Can all of these lines be returned exactly?

## Material for this exercise
***

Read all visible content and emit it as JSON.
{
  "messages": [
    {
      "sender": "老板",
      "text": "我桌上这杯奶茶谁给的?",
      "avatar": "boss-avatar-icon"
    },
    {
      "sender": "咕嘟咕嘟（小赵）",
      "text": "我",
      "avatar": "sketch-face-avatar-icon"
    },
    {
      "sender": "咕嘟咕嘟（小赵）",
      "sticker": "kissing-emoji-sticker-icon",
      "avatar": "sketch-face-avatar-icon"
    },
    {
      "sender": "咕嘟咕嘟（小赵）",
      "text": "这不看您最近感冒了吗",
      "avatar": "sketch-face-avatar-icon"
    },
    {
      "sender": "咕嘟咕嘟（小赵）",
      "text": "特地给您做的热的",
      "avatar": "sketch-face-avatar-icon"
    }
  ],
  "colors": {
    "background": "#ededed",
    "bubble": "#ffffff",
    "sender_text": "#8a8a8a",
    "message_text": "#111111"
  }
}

***

## Task result
Read all visible content and emit it as JSON.
{
  "messages": [
    {
      "sender": "老板",
      "text": "我桌上这杯奶茶谁给的?",
      "avatar": "boss-avatar-icon"
    },
    {
      "sender": "咕嘟咕嘟（小赵）",
      "text": "我",
      "avatar": "sketch-face-avatar-icon"
    },
    {
      "sender": "咕嘟咕嘟（小赵）",
      "sticker": "kissing-emoji-sticker-icon",
      "avatar": "sketch-face-avatar-icon"
    },
    {
      "sender": "咕嘟咕嘟（小赵）",
      "text": "这不看您最近感冒了吗",
      "avatar": "sketch-face-avatar-icon"
    },
    {
      "sender": "咕嘟咕嘟（小赵）",
      "text": "特地给您做的热的",
      "avatar": "sketch-face-avatar-icon"
    }
  ],
  "colors": {
    "background": "#ededed",
    "bubble": "#ffffff",
    "sender_text": "#8a8a8a",
    "message_text": "#111111"
  }
}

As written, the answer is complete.